# [What you have to do]
Quote the records in full and leave their pictures out.

# [Available data]
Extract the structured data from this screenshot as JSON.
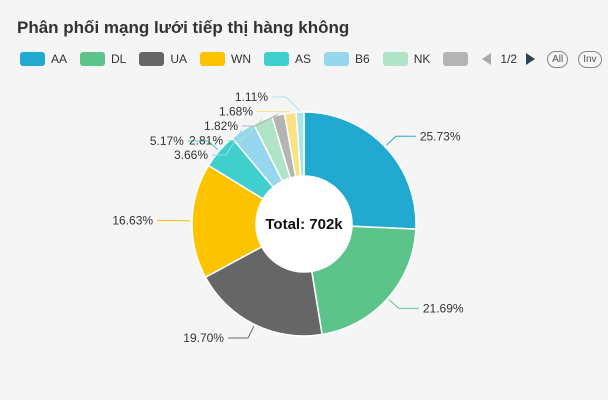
{
  "header": {
    "title": "Phân phối mạng lưới tiếp thị hàng không"
  },
  "legend": {
    "page_text": "1/2",
    "all_label": "All",
    "inv_label": "Inv"
  },
  "center_label": "Total: 702k",
  "chart_data": {
    "type": "pie",
    "title": "Phân phối mạng lưới tiếp thị hàng không",
    "total_label": "Total: 702k",
    "legend_position": "top-left",
    "slices": [
      {
        "name": "AA",
        "value": 25.73,
        "label": "25.73%",
        "color": "#21a9cf"
      },
      {
        "name": "DL",
        "value": 21.69,
        "label": "21.69%",
        "color": "#5cc48a"
      },
      {
        "name": "UA",
        "value": 19.7,
        "label": "19.70%",
        "color": "#666666"
      },
      {
        "name": "WN",
        "value": 16.63,
        "label": "16.63%",
        "color": "#fcc300"
      },
      {
        "name": "AS",
        "value": 5.17,
        "label": "5.17%",
        "color": "#40cfcc"
      },
      {
        "name": "B6",
        "value": 3.66,
        "label": "3.66%",
        "color": "#97d7ee"
      },
      {
        "name": "NK",
        "value": 2.81,
        "label": "2.81%",
        "color": "#b1e3c6"
      },
      {
        "name": "",
        "value": 1.82,
        "label": "1.82%",
        "color": "#b4b4b4"
      },
      {
        "name": "",
        "value": 1.68,
        "label": "1.68%",
        "color": "#fbe084"
      },
      {
        "name": "",
        "value": 1.11,
        "label": "1.11%",
        "color": "#a4e7e5"
      }
    ]
  }
}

# [Final answer]
Extract the structured data from this screenshot as JSON.
{
  "header": {
    "title": "Phân phối mạng lưới tiếp thị hàng không"
  },
  "legend": {
    "page_text": "1/2",
    "all_label": "All",
    "inv_label": "Inv"
  },
  "center_label": "Total: 702k",
  "chart_data": {
    "type": "pie",
    "title": "Phân phối mạng lưới tiếp thị hàng không",
    "total_label": "Total: 702k",
    "legend_position": "top-left",
    "slices": [
      {
        "name": "AA",
        "value": 25.73,
        "label": "25.73%",
        "color": "#21a9cf"
      },
      {
        "name": "DL",
        "value": 21.69,
        "label": "21.69%",
        "color": "#5cc48a"
      },
      {
        "name": "UA",
        "value": 19.7,
        "label": "19.70%",
        "color": "#666666"
      },
      {
        "name": "WN",
        "value": 16.63,
        "label": "16.63%",
        "color": "#fcc300"
      },
      {
        "name": "AS",
        "value": 5.17,
        "label": "5.17%",
        "color": "#40cfcc"
      },
      {
        "name": "B6",
        "value": 3.66,
        "label": "3.66%",
        "color": "#97d7ee"
      },
      {
        "name": "NK",
        "value": 2.81,
        "label": "2.81%",
        "color": "#b1e3c6"
      },
      {
        "name": "",
        "value": 1.82,
        "label": "1.82%",
        "color": "#b4b4b4"
      },
      {
        "name": "",
        "value": 1.68,
        "label": "1.68%",
        "color": "#fbe084"
      },
      {
        "name": "",
        "value": 1.11,
        "label": "1.11%",
        "color": "#a4e7e5"
      }
    ]
  }
}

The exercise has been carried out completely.